Write out the material again word for word, dropping any images it holds.

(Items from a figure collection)
-------

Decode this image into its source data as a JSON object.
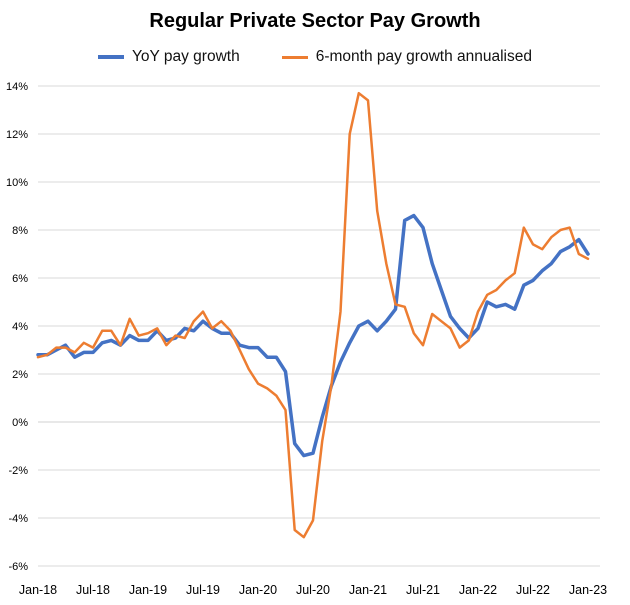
{
  "chart_data": {
    "type": "line",
    "title": "Regular Private Sector Pay Growth",
    "xlabel": "",
    "ylabel": "",
    "ylim": [
      -6,
      14
    ],
    "y_ticks": [
      "14%",
      "12%",
      "10%",
      "8%",
      "6%",
      "4%",
      "2%",
      "0%",
      "-2%",
      "-4%",
      "-6%"
    ],
    "x_ticks": [
      "Jan-18",
      "Jul-18",
      "Jan-19",
      "Jul-19",
      "Jan-20",
      "Jul-20",
      "Jan-21",
      "Jul-21",
      "Jan-22",
      "Jul-22",
      "Jan-23"
    ],
    "x_start": "Jan-18",
    "x_end": "Jan-23",
    "series": [
      {
        "name": "YoY pay growth",
        "color": "#4472C4",
        "values": [
          2.8,
          2.8,
          3.0,
          3.2,
          2.7,
          2.9,
          2.9,
          3.3,
          3.4,
          3.2,
          3.6,
          3.4,
          3.4,
          3.8,
          3.4,
          3.5,
          3.9,
          3.8,
          4.2,
          3.9,
          3.7,
          3.7,
          3.2,
          3.1,
          3.1,
          2.7,
          2.7,
          2.1,
          -0.9,
          -1.4,
          -1.3,
          0.2,
          1.5,
          2.5,
          3.3,
          4.0,
          4.2,
          3.8,
          4.2,
          4.7,
          8.4,
          8.6,
          8.1,
          6.6,
          5.5,
          4.4,
          3.9,
          3.5,
          3.9,
          5.0,
          4.8,
          4.9,
          4.7,
          5.7,
          5.9,
          6.3,
          6.6,
          7.1,
          7.3,
          7.6,
          7.0
        ],
        "end_value": 7.0
      },
      {
        "name": "6-month pay growth annualised",
        "color": "#ED7D31",
        "values": [
          2.7,
          2.8,
          3.1,
          3.1,
          2.9,
          3.3,
          3.1,
          3.8,
          3.8,
          3.2,
          4.3,
          3.6,
          3.7,
          3.9,
          3.2,
          3.6,
          3.5,
          4.2,
          4.6,
          3.9,
          4.2,
          3.8,
          3.0,
          2.2,
          1.6,
          1.4,
          1.1,
          0.5,
          -4.5,
          -4.8,
          -4.1,
          -0.8,
          1.5,
          4.6,
          12.0,
          13.7,
          13.4,
          8.8,
          6.6,
          4.9,
          4.8,
          3.7,
          3.2,
          4.5,
          4.2,
          3.9,
          3.1,
          3.4,
          4.6,
          5.3,
          5.5,
          5.9,
          6.2,
          8.1,
          7.4,
          7.2,
          7.7,
          8.0,
          8.1,
          7.0,
          6.8
        ],
        "end_value": 6.8
      }
    ]
  }
}
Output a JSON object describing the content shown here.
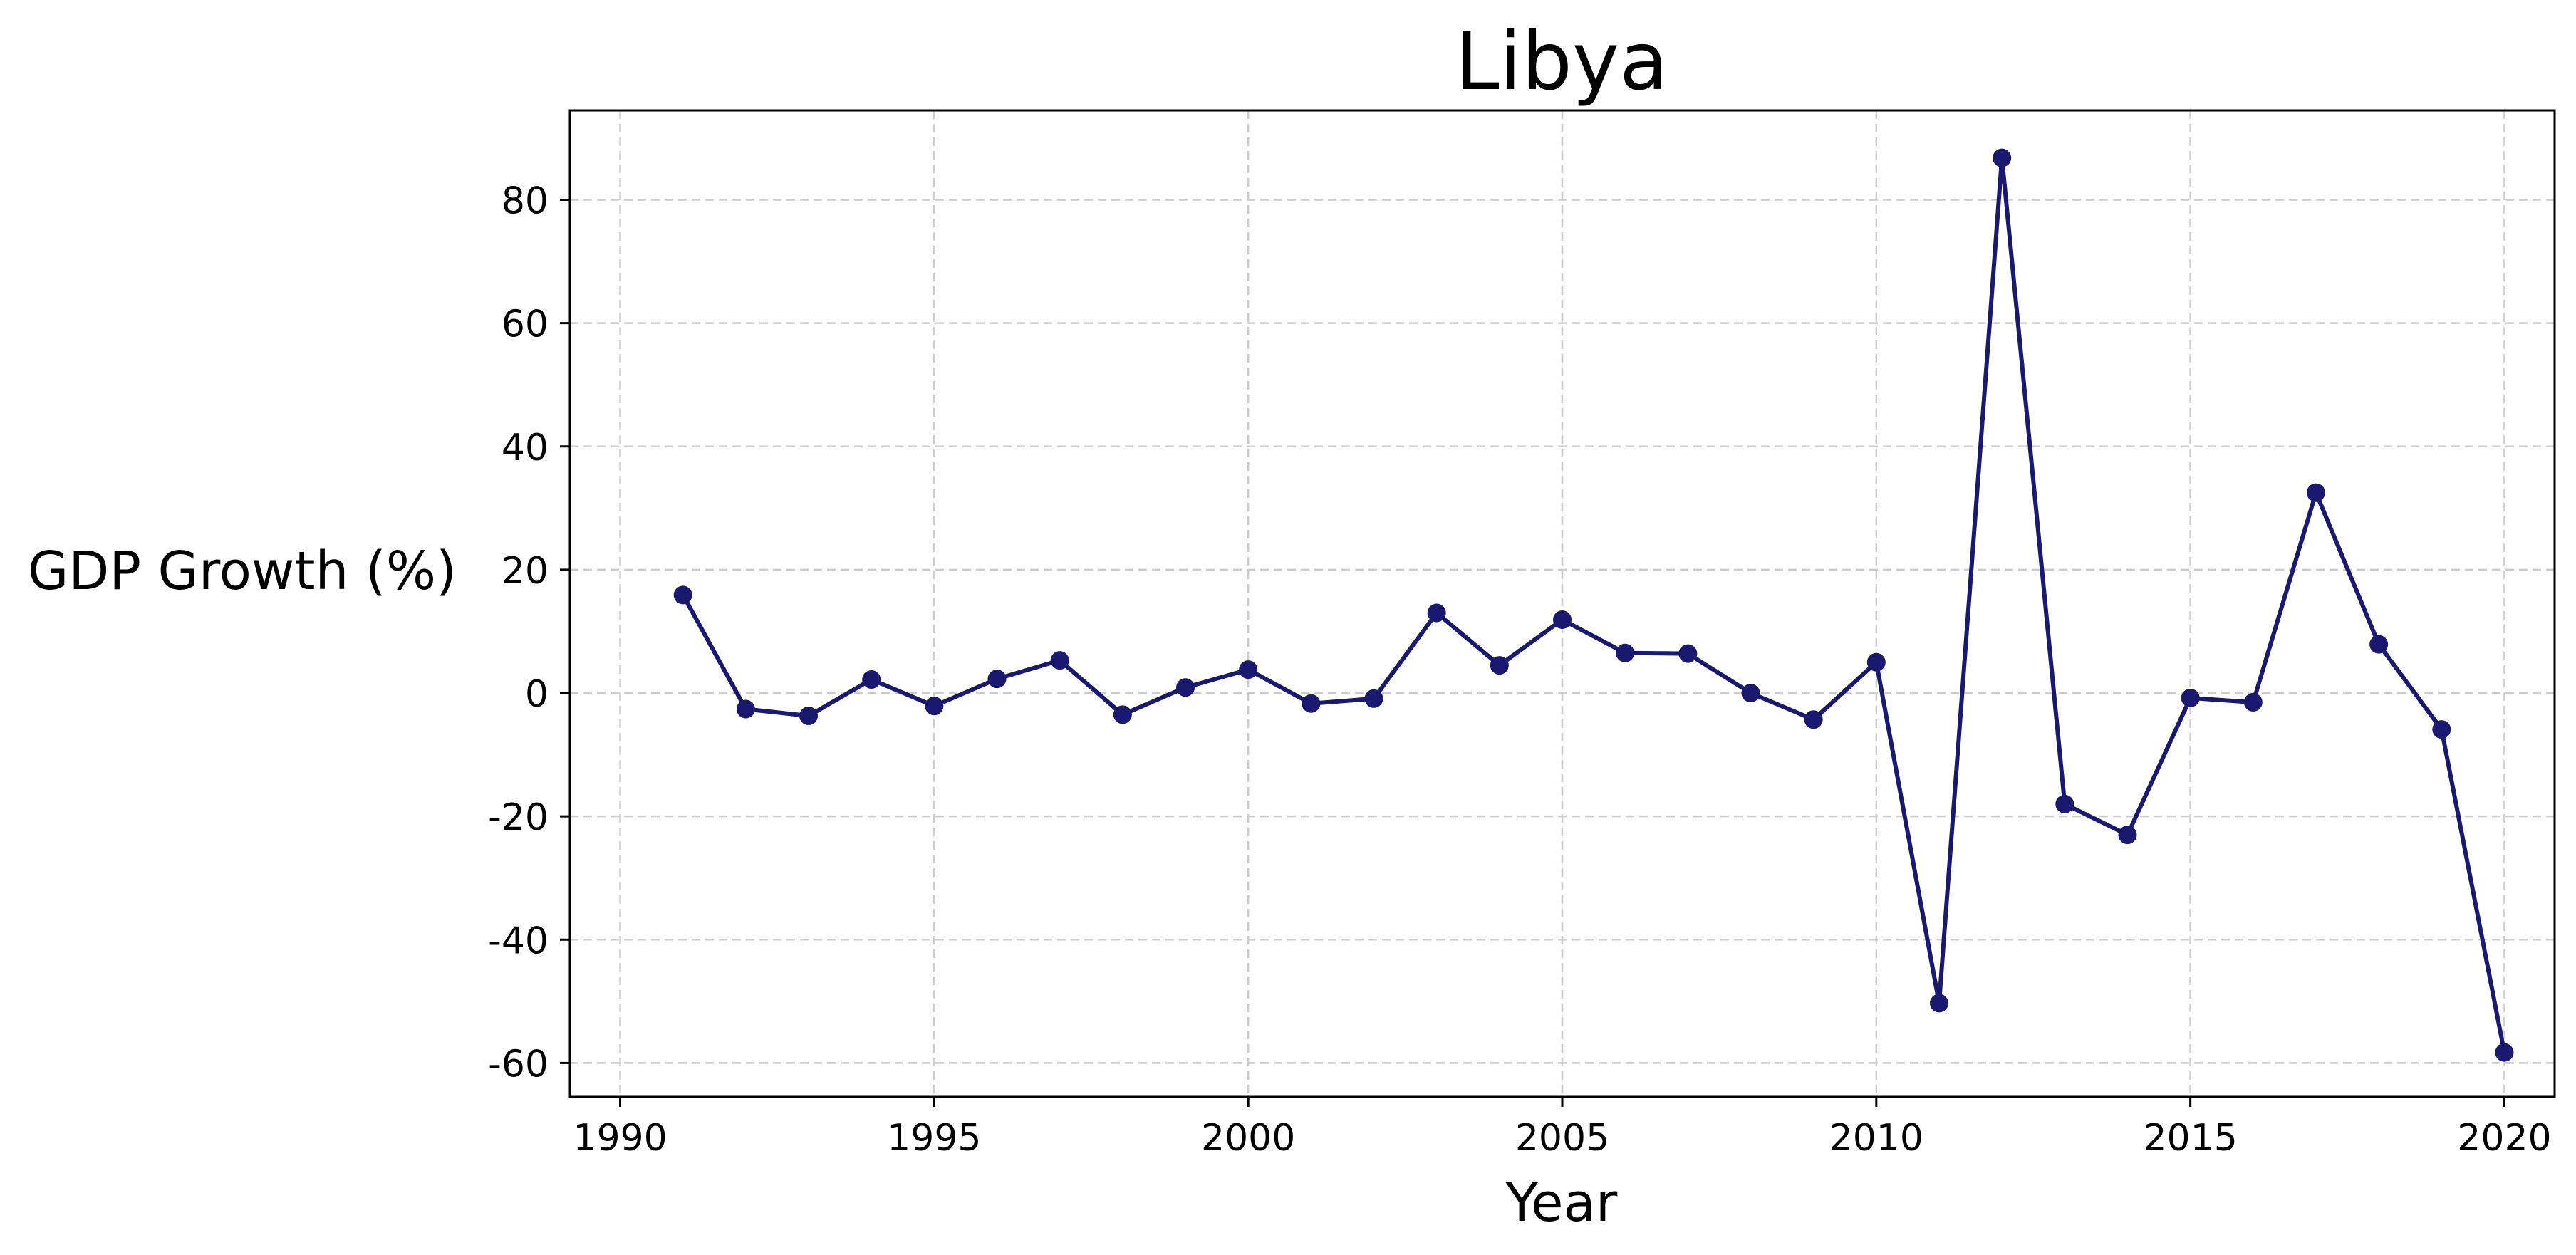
{
  "chart_data": {
    "type": "line",
    "title": "Libya",
    "xlabel": "Year",
    "ylabel": "GDP Growth (%)",
    "xlim": [
      1989.2,
      2020.8
    ],
    "ylim": [
      -65.5,
      94.5
    ],
    "xticks": [
      1990,
      1995,
      2000,
      2005,
      2010,
      2015,
      2020
    ],
    "yticks": [
      -60,
      -40,
      -20,
      0,
      20,
      40,
      60,
      80
    ],
    "grid": true,
    "series": [
      {
        "color": "#191970",
        "x": [
          1991,
          1992,
          1993,
          1994,
          1995,
          1996,
          1997,
          1998,
          1999,
          2000,
          2001,
          2002,
          2003,
          2004,
          2005,
          2006,
          2007,
          2008,
          2009,
          2010,
          2011,
          2012,
          2013,
          2014,
          2015,
          2016,
          2017,
          2018,
          2019,
          2020
        ],
        "y": [
          15.9,
          -2.6,
          -3.7,
          2.2,
          -2.1,
          2.3,
          5.3,
          -3.5,
          0.9,
          3.8,
          -1.7,
          -0.9,
          13.0,
          4.5,
          11.9,
          6.5,
          6.4,
          0.0,
          -4.3,
          5.0,
          -50.3,
          86.8,
          -18.0,
          -23.0,
          -0.8,
          -1.5,
          32.5,
          7.9,
          -5.9,
          -58.3
        ]
      }
    ]
  }
}
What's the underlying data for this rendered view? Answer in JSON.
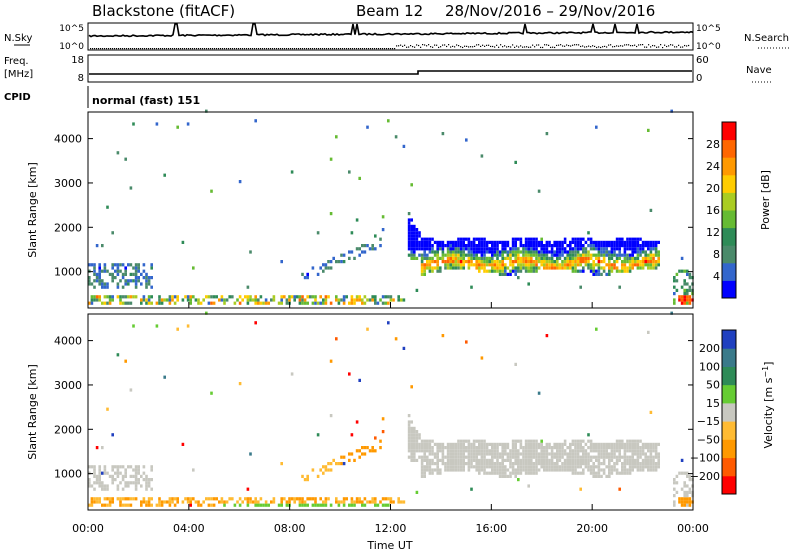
{
  "header": {
    "station": "Blackstone (fitACF)",
    "beam": "Beam 12",
    "dates": "28/Nov/2016 – 29/Nov/2016"
  },
  "panels": {
    "noise": {
      "left_label": "N.Sky",
      "right_label": "N.Search",
      "left_ticks": [
        "10^5",
        "10^0"
      ],
      "right_ticks": [
        "10^5",
        "10^0"
      ]
    },
    "freq": {
      "left_label_1": "Freq.",
      "left_label_2": "[MHz]",
      "left_ticks": [
        "18",
        "8"
      ],
      "right_label": "Nave",
      "right_ticks": [
        "60",
        "0"
      ]
    },
    "cpid": {
      "label": "CPID",
      "value": "normal (fast) 151"
    }
  },
  "colors": {
    "power": [
      "#0000ff",
      "#3366cc",
      "#4a8a6a",
      "#2e8b57",
      "#66bb33",
      "#aacc22",
      "#ffcc00",
      "#ff9900",
      "#ff6600",
      "#ff0000"
    ],
    "velocity": [
      "#ff0000",
      "#ff5a00",
      "#ff9900",
      "#ffbb33",
      "#c8c8c0",
      "#66cc33",
      "#2e8b57",
      "#3a7a8a",
      "#2040c0"
    ]
  },
  "chart_data": [
    {
      "type": "heatmap",
      "name": "power",
      "ylabel": "Slant Range [km]",
      "yticks": [
        1000,
        2000,
        3000,
        4000
      ],
      "ylim": [
        180,
        4600
      ],
      "xlim": [
        0,
        24
      ],
      "colorbar_label": "Power [dB]",
      "colorbar_ticks": [
        4,
        8,
        12,
        16,
        20,
        24,
        28
      ],
      "clim": [
        0,
        32
      ]
    },
    {
      "type": "heatmap",
      "name": "velocity",
      "ylabel": "Slant Range [km]",
      "yticks": [
        1000,
        2000,
        3000,
        4000
      ],
      "ylim": [
        180,
        4600
      ],
      "xlim": [
        0,
        24
      ],
      "xticks": [
        "00:00",
        "04:00",
        "08:00",
        "12:00",
        "16:00",
        "20:00",
        "00:00"
      ],
      "xlabel": "Time UT",
      "colorbar_label": "Velocity [m s^-1]",
      "colorbar_ticks": [
        "200",
        "100",
        "50",
        "15",
        "−15",
        "−50",
        "−100",
        "−200"
      ]
    }
  ]
}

-------

**TASK SOLUTION**
Decode this image into its source data as a JSON object.
{
  "chart_data": {
    "type": "line",
    "title": "Regular Private Sector Pay Growth",
    "xlabel": "",
    "ylabel": "",
    "ylim": [
      -6,
      14
    ],
    "y_ticks": [
      "14%",
      "12%",
      "10%",
      "8%",
      "6%",
      "4%",
      "2%",
      "0%",
      "-2%",
      "-4%",
      "-6%"
    ],
    "x_ticks": [
      "Jan-18",
      "Jul-18",
      "Jan-19",
      "Jul-19",
      "Jan-20",
      "Jul-20",
      "Jan-21",
      "Jul-21",
      "Jan-22",
      "Jul-22",
      "Jan-23"
    ],
    "x_start": "Jan-18",
    "x_end": "Jan-23",
    "series": [
      {
        "name": "YoY pay growth",
        "color": "#4472C4",
        "values": [
          2.8,
          2.8,
          3.0,
          3.2,
          2.7,
          2.9,
          2.9,
          3.3,
          3.4,
          3.2,
          3.6,
          3.4,
          3.4,
          3.8,
          3.4,
          3.5,
          3.9,
          3.8,
          4.2,
          3.9,
          3.7,
          3.7,
          3.2,
          3.1,
          3.1,
          2.7,
          2.7,
          2.1,
          -0.9,
          -1.4,
          -1.3,
          0.2,
          1.5,
          2.5,
          3.3,
          4.0,
          4.2,
          3.8,
          4.2,
          4.7,
          8.4,
          8.6,
          8.1,
          6.6,
          5.5,
          4.4,
          3.9,
          3.5,
          3.9,
          5.0,
          4.8,
          4.9,
          4.7,
          5.7,
          5.9,
          6.3,
          6.6,
          7.1,
          7.3,
          7.6,
          7.0
        ],
        "end_value": 7.0
      },
      {
        "name": "6-month pay growth annualised",
        "color": "#ED7D31",
        "values": [
          2.7,
          2.8,
          3.1,
          3.1,
          2.9,
          3.3,
          3.1,
          3.8,
          3.8,
          3.2,
          4.3,
          3.6,
          3.7,
          3.9,
          3.2,
          3.6,
          3.5,
          4.2,
          4.6,
          3.9,
          4.2,
          3.8,
          3.0,
          2.2,
          1.6,
          1.4,
          1.1,
          0.5,
          -4.5,
          -4.8,
          -4.1,
          -0.8,
          1.5,
          4.6,
          12.0,
          13.7,
          13.4,
          8.8,
          6.6,
          4.9,
          4.8,
          3.7,
          3.2,
          4.5,
          4.2,
          3.9,
          3.1,
          3.4,
          4.6,
          5.3,
          5.5,
          5.9,
          6.2,
          8.1,
          7.4,
          7.2,
          7.7,
          8.0,
          8.1,
          7.0,
          6.8
        ],
        "end_value": 6.8
      }
    ]
  }
}
Output a JSON object describing the content shown here.
{
  "chart_data": {
    "type": "line",
    "title": "Libya",
    "xlabel": "Year",
    "ylabel": "GDP Growth (%)",
    "xlim": [
      1989.2,
      2020.8
    ],
    "ylim": [
      -65.5,
      94.5
    ],
    "xticks": [
      1990,
      1995,
      2000,
      2005,
      2010,
      2015,
      2020
    ],
    "yticks": [
      -60,
      -40,
      -20,
      0,
      20,
      40,
      60,
      80
    ],
    "grid": true,
    "series": [
      {
        "color": "#191970",
        "x": [
          1991,
          1992,
          1993,
          1994,
          1995,
          1996,
          1997,
          1998,
          1999,
          2000,
          2001,
          2002,
          2003,
          2004,
          2005,
          2006,
          2007,
          2008,
          2009,
          2010,
          2011,
          2012,
          2013,
          2014,
          2015,
          2016,
          2017,
          2018,
          2019,
          2020
        ],
        "y": [
          15.9,
          -2.6,
          -3.7,
          2.2,
          -2.1,
          2.3,
          5.3,
          -3.5,
          0.9,
          3.8,
          -1.7,
          -0.9,
          13.0,
          4.5,
          11.9,
          6.5,
          6.4,
          0.0,
          -4.3,
          5.0,
          -50.3,
          86.8,
          -18.0,
          -23.0,
          -0.8,
          -1.5,
          32.5,
          7.9,
          -5.9,
          -58.3
        ]
      }
    ]
  }
}
What's the underlying data for this rendered view? Answer in JSON.
{
  "header": {
    "station": "Blackstone (fitACF)",
    "beam": "Beam 12",
    "dates": "28/Nov/2016 – 29/Nov/2016"
  },
  "panels": {
    "noise": {
      "left_label": "N.Sky",
      "right_label": "N.Search",
      "left_ticks": [
        "10^5",
        "10^0"
      ],
      "right_ticks": [
        "10^5",
        "10^0"
      ]
    },
    "freq": {
      "left_label_1": "Freq.",
      "left_label_2": "[MHz]",
      "left_ticks": [
        "18",
        "8"
      ],
      "right_label": "Nave",
      "right_ticks": [
        "60",
        "0"
      ]
    },
    "cpid": {
      "label": "CPID",
      "value": "normal (fast) 151"
    }
  },
  "colors": {
    "power": [
      "#0000ff",
      "#3366cc",
      "#4a8a6a",
      "#2e8b57",
      "#66bb33",
      "#aacc22",
      "#ffcc00",
      "#ff9900",
      "#ff6600",
      "#ff0000"
    ],
    "velocity": [
      "#ff0000",
      "#ff5a00",
      "#ff9900",
      "#ffbb33",
      "#c8c8c0",
      "#66cc33",
      "#2e8b57",
      "#3a7a8a",
      "#2040c0"
    ]
  },
  "chart_data": [
    {
      "type": "heatmap",
      "name": "power",
      "ylabel": "Slant Range [km]",
      "yticks": [
        1000,
        2000,
        3000,
        4000
      ],
      "ylim": [
        180,
        4600
      ],
      "xlim": [
        0,
        24
      ],
      "colorbar_label": "Power [dB]",
      "colorbar_ticks": [
        4,
        8,
        12,
        16,
        20,
        24,
        28
      ],
      "clim": [
        0,
        32
      ]
    },
    {
      "type": "heatmap",
      "name": "velocity",
      "ylabel": "Slant Range [km]",
      "yticks": [
        1000,
        2000,
        3000,
        4000
      ],
      "ylim": [
        180,
        4600
      ],
      "xlim": [
        0,
        24
      ],
      "xticks": [
        "00:00",
        "04:00",
        "08:00",
        "12:00",
        "16:00",
        "20:00",
        "00:00"
      ],
      "xlabel": "Time UT",
      "colorbar_label": "Velocity [m s^-1]",
      "colorbar_ticks": [
        "200",
        "100",
        "50",
        "15",
        "−15",
        "−50",
        "−100",
        "−200"
      ]
    }
  ]
}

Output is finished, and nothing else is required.